--- Stated exercise ---
Quote every line of the records below word for word, without changing anything.

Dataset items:
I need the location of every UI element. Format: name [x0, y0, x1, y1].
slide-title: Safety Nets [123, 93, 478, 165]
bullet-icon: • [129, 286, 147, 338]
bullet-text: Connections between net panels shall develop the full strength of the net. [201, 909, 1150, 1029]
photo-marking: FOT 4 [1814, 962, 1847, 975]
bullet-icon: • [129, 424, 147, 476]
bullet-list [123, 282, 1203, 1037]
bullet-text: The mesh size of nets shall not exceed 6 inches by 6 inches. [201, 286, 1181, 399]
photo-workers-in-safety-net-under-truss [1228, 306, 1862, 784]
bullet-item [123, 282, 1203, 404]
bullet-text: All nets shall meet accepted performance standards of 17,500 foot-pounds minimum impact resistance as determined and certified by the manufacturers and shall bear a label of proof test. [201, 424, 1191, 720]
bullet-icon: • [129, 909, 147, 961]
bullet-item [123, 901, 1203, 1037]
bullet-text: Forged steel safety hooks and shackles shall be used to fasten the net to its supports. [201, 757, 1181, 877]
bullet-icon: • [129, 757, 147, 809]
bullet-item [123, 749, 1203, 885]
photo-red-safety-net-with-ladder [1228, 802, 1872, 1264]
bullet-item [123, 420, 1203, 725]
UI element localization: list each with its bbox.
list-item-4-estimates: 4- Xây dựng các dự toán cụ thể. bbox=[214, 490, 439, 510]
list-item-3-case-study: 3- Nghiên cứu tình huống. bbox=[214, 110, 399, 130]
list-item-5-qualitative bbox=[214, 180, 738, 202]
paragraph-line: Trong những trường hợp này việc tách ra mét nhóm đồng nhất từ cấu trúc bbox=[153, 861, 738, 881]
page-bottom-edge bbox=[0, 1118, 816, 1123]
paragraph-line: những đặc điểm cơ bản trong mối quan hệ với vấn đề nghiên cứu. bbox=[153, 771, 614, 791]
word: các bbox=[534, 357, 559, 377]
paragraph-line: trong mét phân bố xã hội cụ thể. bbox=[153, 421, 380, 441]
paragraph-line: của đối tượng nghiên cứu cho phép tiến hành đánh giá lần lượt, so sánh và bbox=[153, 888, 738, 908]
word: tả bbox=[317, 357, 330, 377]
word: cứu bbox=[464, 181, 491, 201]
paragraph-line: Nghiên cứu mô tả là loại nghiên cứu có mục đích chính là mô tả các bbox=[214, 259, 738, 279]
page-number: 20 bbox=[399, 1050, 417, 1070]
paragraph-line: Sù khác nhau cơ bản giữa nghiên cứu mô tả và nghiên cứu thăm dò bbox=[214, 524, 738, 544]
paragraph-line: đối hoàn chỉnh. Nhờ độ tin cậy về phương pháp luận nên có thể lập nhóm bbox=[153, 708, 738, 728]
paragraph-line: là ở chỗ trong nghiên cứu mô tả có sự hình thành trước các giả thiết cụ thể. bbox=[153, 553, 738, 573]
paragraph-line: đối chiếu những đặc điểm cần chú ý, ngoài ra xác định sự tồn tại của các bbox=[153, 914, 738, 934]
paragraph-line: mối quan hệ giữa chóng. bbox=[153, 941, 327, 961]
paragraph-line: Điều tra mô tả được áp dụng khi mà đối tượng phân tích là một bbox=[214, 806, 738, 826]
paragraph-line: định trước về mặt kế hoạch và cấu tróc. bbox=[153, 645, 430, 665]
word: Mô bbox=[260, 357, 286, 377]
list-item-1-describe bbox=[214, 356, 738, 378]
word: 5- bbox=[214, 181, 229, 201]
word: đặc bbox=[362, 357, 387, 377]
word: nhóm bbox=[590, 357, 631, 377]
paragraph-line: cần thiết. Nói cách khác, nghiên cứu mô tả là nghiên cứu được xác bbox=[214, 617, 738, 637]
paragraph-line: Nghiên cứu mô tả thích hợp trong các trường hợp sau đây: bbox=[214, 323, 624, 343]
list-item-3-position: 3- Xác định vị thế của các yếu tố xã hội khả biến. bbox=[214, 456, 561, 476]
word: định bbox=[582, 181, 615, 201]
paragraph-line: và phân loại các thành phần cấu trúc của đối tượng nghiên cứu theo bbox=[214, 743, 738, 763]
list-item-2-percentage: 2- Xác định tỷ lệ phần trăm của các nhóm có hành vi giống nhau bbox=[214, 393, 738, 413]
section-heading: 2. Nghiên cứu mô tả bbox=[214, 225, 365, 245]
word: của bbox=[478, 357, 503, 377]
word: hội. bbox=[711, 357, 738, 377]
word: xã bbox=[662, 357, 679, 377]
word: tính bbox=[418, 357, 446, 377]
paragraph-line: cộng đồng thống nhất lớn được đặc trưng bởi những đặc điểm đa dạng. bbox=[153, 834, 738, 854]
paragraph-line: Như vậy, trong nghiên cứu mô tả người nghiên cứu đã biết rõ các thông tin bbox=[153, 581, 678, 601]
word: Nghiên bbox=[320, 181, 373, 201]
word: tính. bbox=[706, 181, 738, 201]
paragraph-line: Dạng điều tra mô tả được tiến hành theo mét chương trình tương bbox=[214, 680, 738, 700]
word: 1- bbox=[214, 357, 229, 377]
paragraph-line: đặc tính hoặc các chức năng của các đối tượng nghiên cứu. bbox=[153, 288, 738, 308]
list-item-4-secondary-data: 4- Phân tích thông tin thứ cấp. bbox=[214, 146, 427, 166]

--- Response to the exercise ---
I need the location of every UI element. Format: name [x0, y0, x1, y1].
slide-title: Safety Nets [123, 93, 478, 165]
bullet-icon: • [129, 286, 147, 338]
bullet-text: Connections between net panels shall develop the full strength of the net. [201, 909, 1150, 1029]
photo-marking: FOT 4 [1814, 962, 1847, 975]
bullet-icon: • [129, 424, 147, 476]
bullet-list [123, 282, 1203, 1037]
bullet-text: The mesh size of nets shall not exceed 6 inches by 6 inches. [201, 286, 1181, 399]
photo-workers-in-safety-net-under-truss [1228, 306, 1862, 784]
bullet-item [123, 282, 1203, 404]
bullet-text: All nets shall meet accepted performance standards of 17,500 foot-pounds minimum impact resistance as determined and certified by the manufacturers and shall bear a label of proof test. [201, 424, 1191, 720]
bullet-icon: • [129, 909, 147, 961]
bullet-item [123, 901, 1203, 1037]
bullet-text: Forged steel safety hooks and shackles shall be used to fasten the net to its supports. [201, 757, 1181, 877]
bullet-icon: • [129, 757, 147, 809]
bullet-item [123, 749, 1203, 885]
photo-red-safety-net-with-ladder [1228, 802, 1872, 1264]
bullet-item [123, 420, 1203, 725]
UI element localization: list each with its bbox.
list-item-4-estimates: 4- Xây dựng các dự toán cụ thể. bbox=[214, 490, 439, 510]
list-item-3-case-study: 3- Nghiên cứu tình huống. bbox=[214, 110, 399, 130]
list-item-5-qualitative bbox=[214, 180, 738, 202]
paragraph-line: Trong những trường hợp này việc tách ra mét nhóm đồng nhất từ cấu trúc bbox=[153, 861, 738, 881]
page-bottom-edge bbox=[0, 1118, 816, 1123]
paragraph-line: những đặc điểm cơ bản trong mối quan hệ với vấn đề nghiên cứu. bbox=[153, 771, 614, 791]
word: các bbox=[534, 357, 559, 377]
paragraph-line: trong mét phân bố xã hội cụ thể. bbox=[153, 421, 380, 441]
paragraph-line: của đối tượng nghiên cứu cho phép tiến hành đánh giá lần lượt, so sánh và bbox=[153, 888, 738, 908]
word: tả bbox=[317, 357, 330, 377]
word: cứu bbox=[464, 181, 491, 201]
paragraph-line: Nghiên cứu mô tả là loại nghiên cứu có mục đích chính là mô tả các bbox=[214, 259, 738, 279]
page-number: 20 bbox=[399, 1050, 417, 1070]
paragraph-line: Sù khác nhau cơ bản giữa nghiên cứu mô tả và nghiên cứu thăm dò bbox=[214, 524, 738, 544]
paragraph-line: đối hoàn chỉnh. Nhờ độ tin cậy về phương pháp luận nên có thể lập nhóm bbox=[153, 708, 738, 728]
paragraph-line: là ở chỗ trong nghiên cứu mô tả có sự hình thành trước các giả thiết cụ thể. bbox=[153, 553, 738, 573]
paragraph-line: đối chiếu những đặc điểm cần chú ý, ngoài ra xác định sự tồn tại của các bbox=[153, 914, 738, 934]
paragraph-line: mối quan hệ giữa chóng. bbox=[153, 941, 327, 961]
paragraph-line: Điều tra mô tả được áp dụng khi mà đối tượng phân tích là một bbox=[214, 806, 738, 826]
paragraph-line: định trước về mặt kế hoạch và cấu tróc. bbox=[153, 645, 430, 665]
word: Mô bbox=[260, 357, 286, 377]
list-item-1-describe bbox=[214, 356, 738, 378]
word: 5- bbox=[214, 181, 229, 201]
word: đặc bbox=[362, 357, 387, 377]
word: nhóm bbox=[590, 357, 631, 377]
paragraph-line: cần thiết. Nói cách khác, nghiên cứu mô tả là nghiên cứu được xác bbox=[214, 617, 738, 637]
paragraph-line: Nghiên cứu mô tả thích hợp trong các trường hợp sau đây: bbox=[214, 323, 624, 343]
list-item-3-position: 3- Xác định vị thế của các yếu tố xã hội khả biến. bbox=[214, 456, 561, 476]
word: định bbox=[582, 181, 615, 201]
paragraph-line: và phân loại các thành phần cấu trúc của đối tượng nghiên cứu theo bbox=[214, 743, 738, 763]
list-item-2-percentage: 2- Xác định tỷ lệ phần trăm của các nhóm có hành vi giống nhau bbox=[214, 393, 738, 413]
section-heading: 2. Nghiên cứu mô tả bbox=[214, 225, 365, 245]
word: của bbox=[478, 357, 503, 377]
word: hội. bbox=[711, 357, 738, 377]
word: xã bbox=[662, 357, 679, 377]
word: tính bbox=[418, 357, 446, 377]
paragraph-line: cộng đồng thống nhất lớn được đặc trưng bởi những đặc điểm đa dạng. bbox=[153, 834, 738, 854]
paragraph-line: Như vậy, trong nghiên cứu mô tả người nghiên cứu đã biết rõ các thông tin bbox=[153, 581, 678, 601]
word: Nghiên bbox=[320, 181, 373, 201]
word: tính. bbox=[706, 181, 738, 201]
paragraph-line: Dạng điều tra mô tả được tiến hành theo mét chương trình tương bbox=[214, 680, 738, 700]
word: 1- bbox=[214, 357, 229, 377]
paragraph-line: đặc tính hoặc các chức năng của các đối tượng nghiên cứu. bbox=[153, 288, 738, 308]
list-item-4-secondary-data: 4- Phân tích thông tin thứ cấp. bbox=[214, 146, 427, 166]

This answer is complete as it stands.